[PROBLEM STATEMENT]
Search the material for the string "symbol" and copy each line where it occurs.

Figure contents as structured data
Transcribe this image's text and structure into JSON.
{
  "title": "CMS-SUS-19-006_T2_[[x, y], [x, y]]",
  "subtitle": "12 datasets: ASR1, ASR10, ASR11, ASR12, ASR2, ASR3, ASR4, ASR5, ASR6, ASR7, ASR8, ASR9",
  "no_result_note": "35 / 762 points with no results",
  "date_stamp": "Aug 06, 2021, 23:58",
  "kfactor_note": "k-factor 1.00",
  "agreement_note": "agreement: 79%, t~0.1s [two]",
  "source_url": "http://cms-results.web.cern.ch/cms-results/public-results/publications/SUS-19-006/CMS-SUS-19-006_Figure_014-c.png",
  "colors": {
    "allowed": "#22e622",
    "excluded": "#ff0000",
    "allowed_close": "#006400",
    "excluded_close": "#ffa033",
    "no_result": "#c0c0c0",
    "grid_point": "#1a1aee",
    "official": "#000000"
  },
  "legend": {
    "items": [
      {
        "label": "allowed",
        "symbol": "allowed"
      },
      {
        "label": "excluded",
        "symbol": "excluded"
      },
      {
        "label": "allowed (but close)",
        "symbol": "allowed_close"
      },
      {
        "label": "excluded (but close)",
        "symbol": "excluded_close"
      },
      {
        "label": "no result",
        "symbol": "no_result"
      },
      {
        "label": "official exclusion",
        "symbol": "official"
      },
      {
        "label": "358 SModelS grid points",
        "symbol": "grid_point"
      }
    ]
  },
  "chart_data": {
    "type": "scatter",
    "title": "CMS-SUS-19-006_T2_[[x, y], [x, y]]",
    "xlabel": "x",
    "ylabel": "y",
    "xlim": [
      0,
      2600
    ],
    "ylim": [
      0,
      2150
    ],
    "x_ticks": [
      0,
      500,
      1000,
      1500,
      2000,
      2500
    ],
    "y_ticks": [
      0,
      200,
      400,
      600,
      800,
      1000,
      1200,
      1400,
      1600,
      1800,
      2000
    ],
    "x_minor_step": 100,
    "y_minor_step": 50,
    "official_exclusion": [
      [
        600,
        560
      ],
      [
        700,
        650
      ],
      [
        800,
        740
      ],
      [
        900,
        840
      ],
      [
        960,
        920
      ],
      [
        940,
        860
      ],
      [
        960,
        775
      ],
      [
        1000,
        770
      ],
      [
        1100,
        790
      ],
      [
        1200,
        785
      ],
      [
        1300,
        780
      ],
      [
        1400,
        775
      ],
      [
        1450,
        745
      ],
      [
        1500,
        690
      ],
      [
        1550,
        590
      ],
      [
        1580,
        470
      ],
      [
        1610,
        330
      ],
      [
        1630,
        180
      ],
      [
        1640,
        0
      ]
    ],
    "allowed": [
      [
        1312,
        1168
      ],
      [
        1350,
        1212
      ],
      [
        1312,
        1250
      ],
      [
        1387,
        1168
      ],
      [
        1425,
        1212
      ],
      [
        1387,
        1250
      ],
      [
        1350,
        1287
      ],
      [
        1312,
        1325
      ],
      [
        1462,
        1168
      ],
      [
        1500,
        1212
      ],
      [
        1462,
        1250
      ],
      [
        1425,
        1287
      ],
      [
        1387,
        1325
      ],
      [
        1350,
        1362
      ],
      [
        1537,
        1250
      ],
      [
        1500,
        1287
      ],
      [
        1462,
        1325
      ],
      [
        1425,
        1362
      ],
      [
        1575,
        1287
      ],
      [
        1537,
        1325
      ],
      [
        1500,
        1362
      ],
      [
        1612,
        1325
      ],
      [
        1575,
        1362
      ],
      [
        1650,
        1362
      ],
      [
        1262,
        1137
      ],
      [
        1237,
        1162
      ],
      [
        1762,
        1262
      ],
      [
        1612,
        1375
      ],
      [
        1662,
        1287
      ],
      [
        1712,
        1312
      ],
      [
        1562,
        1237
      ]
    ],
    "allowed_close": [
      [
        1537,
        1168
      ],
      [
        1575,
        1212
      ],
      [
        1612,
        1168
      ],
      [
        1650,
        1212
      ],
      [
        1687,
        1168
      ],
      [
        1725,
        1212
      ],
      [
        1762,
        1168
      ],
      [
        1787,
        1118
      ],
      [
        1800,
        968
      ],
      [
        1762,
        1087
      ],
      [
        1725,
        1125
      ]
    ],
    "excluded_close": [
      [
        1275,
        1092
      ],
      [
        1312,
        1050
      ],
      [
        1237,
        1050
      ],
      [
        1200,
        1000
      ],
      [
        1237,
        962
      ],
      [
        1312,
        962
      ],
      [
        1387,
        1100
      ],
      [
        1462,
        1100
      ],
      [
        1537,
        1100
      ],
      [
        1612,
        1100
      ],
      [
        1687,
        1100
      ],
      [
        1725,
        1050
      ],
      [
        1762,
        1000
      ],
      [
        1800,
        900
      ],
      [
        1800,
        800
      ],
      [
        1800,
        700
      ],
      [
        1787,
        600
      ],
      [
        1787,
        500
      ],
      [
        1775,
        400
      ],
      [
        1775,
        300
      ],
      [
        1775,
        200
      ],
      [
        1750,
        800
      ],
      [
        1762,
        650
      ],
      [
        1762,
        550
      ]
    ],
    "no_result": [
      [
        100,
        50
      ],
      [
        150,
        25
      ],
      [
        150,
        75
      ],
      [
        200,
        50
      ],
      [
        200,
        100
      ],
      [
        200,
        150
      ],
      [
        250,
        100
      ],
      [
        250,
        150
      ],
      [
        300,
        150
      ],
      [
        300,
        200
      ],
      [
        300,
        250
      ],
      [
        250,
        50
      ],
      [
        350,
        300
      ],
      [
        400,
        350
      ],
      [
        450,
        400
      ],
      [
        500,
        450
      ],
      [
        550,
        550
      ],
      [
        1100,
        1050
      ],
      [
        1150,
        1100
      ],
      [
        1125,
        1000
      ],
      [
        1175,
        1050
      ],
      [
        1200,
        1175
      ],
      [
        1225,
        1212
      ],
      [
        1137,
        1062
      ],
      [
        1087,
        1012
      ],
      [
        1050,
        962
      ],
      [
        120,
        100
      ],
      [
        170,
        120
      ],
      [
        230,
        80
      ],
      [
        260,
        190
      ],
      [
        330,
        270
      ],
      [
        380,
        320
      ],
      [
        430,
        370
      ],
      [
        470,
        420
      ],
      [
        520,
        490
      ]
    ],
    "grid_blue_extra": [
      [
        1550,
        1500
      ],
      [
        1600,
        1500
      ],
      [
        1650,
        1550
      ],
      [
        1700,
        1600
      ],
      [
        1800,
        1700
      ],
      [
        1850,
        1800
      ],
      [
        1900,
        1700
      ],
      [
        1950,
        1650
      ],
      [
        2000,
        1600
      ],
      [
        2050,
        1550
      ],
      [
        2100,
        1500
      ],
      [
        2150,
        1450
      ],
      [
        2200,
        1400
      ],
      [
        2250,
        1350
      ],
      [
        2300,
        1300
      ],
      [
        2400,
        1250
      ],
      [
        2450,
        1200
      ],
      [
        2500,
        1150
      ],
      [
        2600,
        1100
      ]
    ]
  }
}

[WRITTEN SOLUTION]
        "symbol": "allowed"
        "symbol": "excluded"
        "symbol": "allowed_close"
        "symbol": "excluded_close"
        "symbol": "no_result"
        "symbol": "official"
        "symbol": "grid_point"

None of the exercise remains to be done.